> **ASSIGNMENT**
Read the records and write them out again exactly.

> **Items from a data source**
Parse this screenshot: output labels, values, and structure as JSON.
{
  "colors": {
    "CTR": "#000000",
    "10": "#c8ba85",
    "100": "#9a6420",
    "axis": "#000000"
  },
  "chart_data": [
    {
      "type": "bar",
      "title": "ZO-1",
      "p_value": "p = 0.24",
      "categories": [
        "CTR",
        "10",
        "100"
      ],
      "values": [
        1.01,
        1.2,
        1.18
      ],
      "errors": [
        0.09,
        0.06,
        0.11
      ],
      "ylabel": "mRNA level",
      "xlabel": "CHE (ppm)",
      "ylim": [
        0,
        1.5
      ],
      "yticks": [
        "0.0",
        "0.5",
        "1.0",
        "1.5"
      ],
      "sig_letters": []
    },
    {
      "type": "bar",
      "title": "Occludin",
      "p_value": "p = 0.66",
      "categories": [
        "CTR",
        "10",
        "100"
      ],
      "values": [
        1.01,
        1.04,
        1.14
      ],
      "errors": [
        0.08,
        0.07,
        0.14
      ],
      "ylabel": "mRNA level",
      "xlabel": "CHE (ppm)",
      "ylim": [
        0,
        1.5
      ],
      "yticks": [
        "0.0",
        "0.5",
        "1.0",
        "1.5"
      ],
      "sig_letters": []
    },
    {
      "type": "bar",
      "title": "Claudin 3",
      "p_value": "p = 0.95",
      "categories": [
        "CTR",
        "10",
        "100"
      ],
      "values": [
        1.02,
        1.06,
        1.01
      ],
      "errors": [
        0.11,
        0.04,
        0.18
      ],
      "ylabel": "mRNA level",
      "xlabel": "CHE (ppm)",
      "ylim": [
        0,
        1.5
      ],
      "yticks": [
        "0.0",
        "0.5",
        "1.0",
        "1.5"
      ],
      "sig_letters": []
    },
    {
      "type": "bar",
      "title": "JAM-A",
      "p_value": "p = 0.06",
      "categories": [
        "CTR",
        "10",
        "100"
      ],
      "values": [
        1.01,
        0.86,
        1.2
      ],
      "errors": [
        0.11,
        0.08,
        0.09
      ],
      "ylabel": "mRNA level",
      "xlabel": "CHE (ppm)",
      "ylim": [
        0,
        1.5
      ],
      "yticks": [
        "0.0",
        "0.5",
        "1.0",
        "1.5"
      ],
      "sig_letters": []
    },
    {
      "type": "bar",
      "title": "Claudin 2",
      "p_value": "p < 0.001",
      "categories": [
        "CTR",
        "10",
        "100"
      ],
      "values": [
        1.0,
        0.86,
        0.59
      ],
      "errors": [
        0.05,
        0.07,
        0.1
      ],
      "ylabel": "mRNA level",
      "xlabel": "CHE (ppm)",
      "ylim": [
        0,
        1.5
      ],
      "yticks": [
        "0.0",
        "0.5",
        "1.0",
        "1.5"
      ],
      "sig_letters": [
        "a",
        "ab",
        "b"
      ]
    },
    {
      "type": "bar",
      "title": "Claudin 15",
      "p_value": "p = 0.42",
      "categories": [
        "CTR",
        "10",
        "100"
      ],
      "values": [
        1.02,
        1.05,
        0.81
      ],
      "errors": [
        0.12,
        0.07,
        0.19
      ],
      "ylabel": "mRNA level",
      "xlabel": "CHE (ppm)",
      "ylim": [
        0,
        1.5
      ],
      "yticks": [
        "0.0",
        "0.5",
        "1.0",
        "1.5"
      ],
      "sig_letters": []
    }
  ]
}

> **RESULT OF THIS EXERCISE**
Parse this screenshot: output labels, values, and structure as JSON.
{
  "colors": {
    "CTR": "#000000",
    "10": "#c8ba85",
    "100": "#9a6420",
    "axis": "#000000"
  },
  "chart_data": [
    {
      "type": "bar",
      "title": "ZO-1",
      "p_value": "p = 0.24",
      "categories": [
        "CTR",
        "10",
        "100"
      ],
      "values": [
        1.01,
        1.2,
        1.18
      ],
      "errors": [
        0.09,
        0.06,
        0.11
      ],
      "ylabel": "mRNA level",
      "xlabel": "CHE (ppm)",
      "ylim": [
        0,
        1.5
      ],
      "yticks": [
        "0.0",
        "0.5",
        "1.0",
        "1.5"
      ],
      "sig_letters": []
    },
    {
      "type": "bar",
      "title": "Occludin",
      "p_value": "p = 0.66",
      "categories": [
        "CTR",
        "10",
        "100"
      ],
      "values": [
        1.01,
        1.04,
        1.14
      ],
      "errors": [
        0.08,
        0.07,
        0.14
      ],
      "ylabel": "mRNA level",
      "xlabel": "CHE (ppm)",
      "ylim": [
        0,
        1.5
      ],
      "yticks": [
        "0.0",
        "0.5",
        "1.0",
        "1.5"
      ],
      "sig_letters": []
    },
    {
      "type": "bar",
      "title": "Claudin 3",
      "p_value": "p = 0.95",
      "categories": [
        "CTR",
        "10",
        "100"
      ],
      "values": [
        1.02,
        1.06,
        1.01
      ],
      "errors": [
        0.11,
        0.04,
        0.18
      ],
      "ylabel": "mRNA level",
      "xlabel": "CHE (ppm)",
      "ylim": [
        0,
        1.5
      ],
      "yticks": [
        "0.0",
        "0.5",
        "1.0",
        "1.5"
      ],
      "sig_letters": []
    },
    {
      "type": "bar",
      "title": "JAM-A",
      "p_value": "p = 0.06",
      "categories": [
        "CTR",
        "10",
        "100"
      ],
      "values": [
        1.01,
        0.86,
        1.2
      ],
      "errors": [
        0.11,
        0.08,
        0.09
      ],
      "ylabel": "mRNA level",
      "xlabel": "CHE (ppm)",
      "ylim": [
        0,
        1.5
      ],
      "yticks": [
        "0.0",
        "0.5",
        "1.0",
        "1.5"
      ],
      "sig_letters": []
    },
    {
      "type": "bar",
      "title": "Claudin 2",
      "p_value": "p < 0.001",
      "categories": [
        "CTR",
        "10",
        "100"
      ],
      "values": [
        1.0,
        0.86,
        0.59
      ],
      "errors": [
        0.05,
        0.07,
        0.1
      ],
      "ylabel": "mRNA level",
      "xlabel": "CHE (ppm)",
      "ylim": [
        0,
        1.5
      ],
      "yticks": [
        "0.0",
        "0.5",
        "1.0",
        "1.5"
      ],
      "sig_letters": [
        "a",
        "ab",
        "b"
      ]
    },
    {
      "type": "bar",
      "title": "Claudin 15",
      "p_value": "p = 0.42",
      "categories": [
        "CTR",
        "10",
        "100"
      ],
      "values": [
        1.02,
        1.05,
        0.81
      ],
      "errors": [
        0.12,
        0.07,
        0.19
      ],
      "ylabel": "mRNA level",
      "xlabel": "CHE (ppm)",
      "ylim": [
        0,
        1.5
      ],
      "yticks": [
        "0.0",
        "0.5",
        "1.0",
        "1.5"
      ],
      "sig_letters": []
    }
  ]
}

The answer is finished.